━━━━━ Exercise input
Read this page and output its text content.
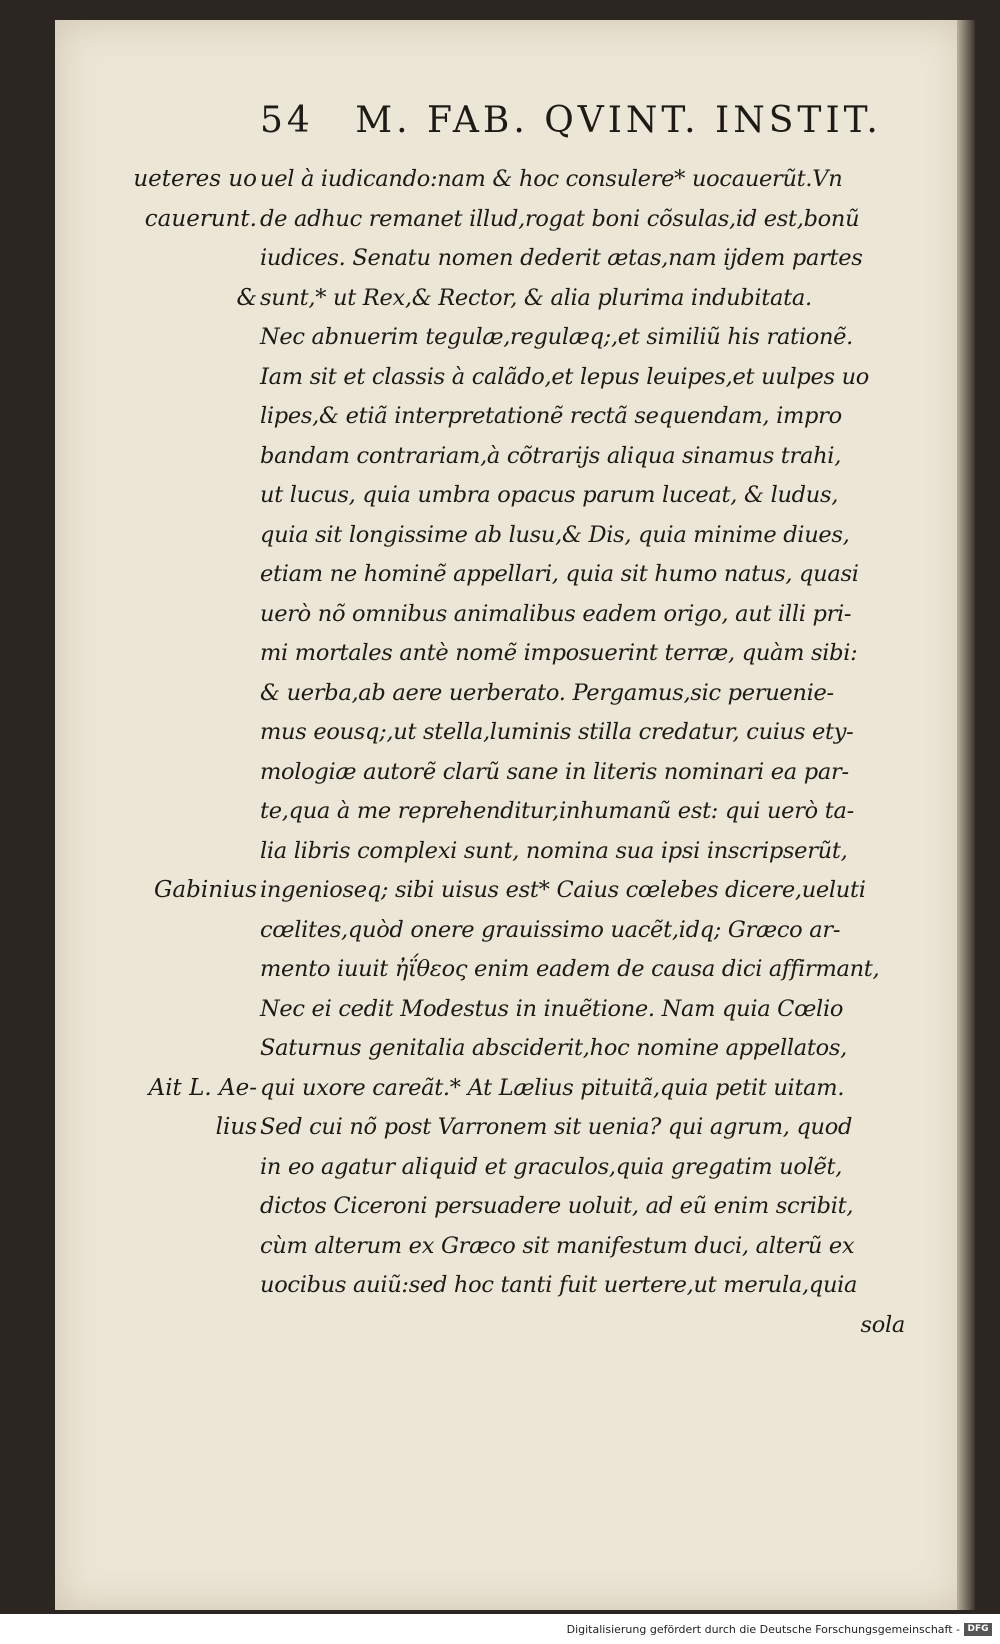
54 M. FAB. QVINT. INSTIT.
ueteres uo uel à iudicando:nam & hoc consulere* uocauerũt.Vn
cauerunt. de adhuc remanet illud,rogat boni cõsulas,id est,bonũ
iudices. Senatu nomen dederit ætas,nam ijdem partes
& sunt,* ut Rex,& Rector, & alia plurima indubitata.
Nec abnuerim tegulæ,regulæq;,et similiũ his rationẽ.
Iam sit et classis à calãdo,et lepus leuipes,et uulpes uo
lipes,& etiã interpretationẽ rectã sequendam, impro
bandam contrariam,à cõtrarijs aliqua sinamus trahi,
ut lucus, quia umbra opacus parum luceat, & ludus,
quia sit longissime ab lusu,& Dis, quia minime diues,
etiam ne hominẽ appellari, quia sit humo natus, quasi
uerò nõ omnibus animalibus eadem origo, aut illi pri-
mi mortales antè nomẽ imposuerint terræ, quàm sibi:
& uerba,ab aere uerberato. Pergamus,sic peruenie-
mus eousq;,ut stella,luminis stilla credatur, cuius ety-
mologiæ autorẽ clarũ sane in literis nominari ea par-
te,qua à me reprehenditur,inhumanũ est: qui uerò ta-
lia libris complexi sunt, nomina sua ipsi inscripserũt,
Gabinius ingenioseq; sibi uisus est* Caius cœlebes dicere,ueluti
cœlites,quòd onere grauissimo uacẽt,idq; Græco ar-
mento iuuit ἠΐθεος enim eadem de causa dici affirmant,
Nec ei cedit Modestus in inuẽtione. Nam quia Cœlio
Saturnus genitalia absciderit,hoc nomine appellatos,
Ait L. Ae- qui uxore careãt.* At Lælius pituitã,quia petit uitam.
lius Sed cui nõ post Varronem sit uenia? qui agrum, quod
in eo agatur aliquid et graculos,quia gregatim uolẽt,
dictos Ciceroni persuadere uoluit, ad eũ enim scribit,
cùm alterum ex Græco sit manifestum duci, alterũ ex
uocibus auiũ:sed hoc tanti fuit uertere,ut merula,quia
sola
Digitalisierung gefördert durch die Deutsche Forschungsgemeinschaft - DFG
━━━━━━━━━━
* To be done *
Give back each entry exactly as it appears, with no pictures.

* Expected answer *
Read this page and output its text content.
54 M. FAB. QVINT. INSTIT.
ueteres uo uel à iudicando:nam & hoc consulere* uocauerũt.Vn
cauerunt. de adhuc remanet illud,rogat boni cõsulas,id est,bonũ
iudices. Senatu nomen dederit ætas,nam ijdem partes
& sunt,* ut Rex,& Rector, & alia plurima indubitata.
Nec abnuerim tegulæ,regulæq;,et similiũ his rationẽ.
Iam sit et classis à calãdo,et lepus leuipes,et uulpes uo
lipes,& etiã interpretationẽ rectã sequendam, impro
bandam contrariam,à cõtrarijs aliqua sinamus trahi,
ut lucus, quia umbra opacus parum luceat, & ludus,
quia sit longissime ab lusu,& Dis, quia minime diues,
etiam ne hominẽ appellari, quia sit humo natus, quasi
uerò nõ omnibus animalibus eadem origo, aut illi pri-
mi mortales antè nomẽ imposuerint terræ, quàm sibi:
& uerba,ab aere uerberato. Pergamus,sic peruenie-
mus eousq;,ut stella,luminis stilla credatur, cuius ety-
mologiæ autorẽ clarũ sane in literis nominari ea par-
te,qua à me reprehenditur,inhumanũ est: qui uerò ta-
lia libris complexi sunt, nomina sua ipsi inscripserũt,
Gabinius ingenioseq; sibi uisus est* Caius cœlebes dicere,ueluti
cœlites,quòd onere grauissimo uacẽt,idq; Græco ar-
mento iuuit ἠΐθεος enim eadem de causa dici affirmant,
Nec ei cedit Modestus in inuẽtione. Nam quia Cœlio
Saturnus genitalia absciderit,hoc nomine appellatos,
Ait L. Ae- qui uxore careãt.* At Lælius pituitã,quia petit uitam.
lius Sed cui nõ post Varronem sit uenia? qui agrum, quod
in eo agatur aliquid et graculos,quia gregatim uolẽt,
dictos Ciceroni persuadere uoluit, ad eũ enim scribit,
cùm alterum ex Græco sit manifestum duci, alterũ ex
uocibus auiũ:sed hoc tanti fuit uertere,ut merula,quia
sola
Digitalisierung gefördert durch die Deutsche Forschungsgemeinschaft - DFG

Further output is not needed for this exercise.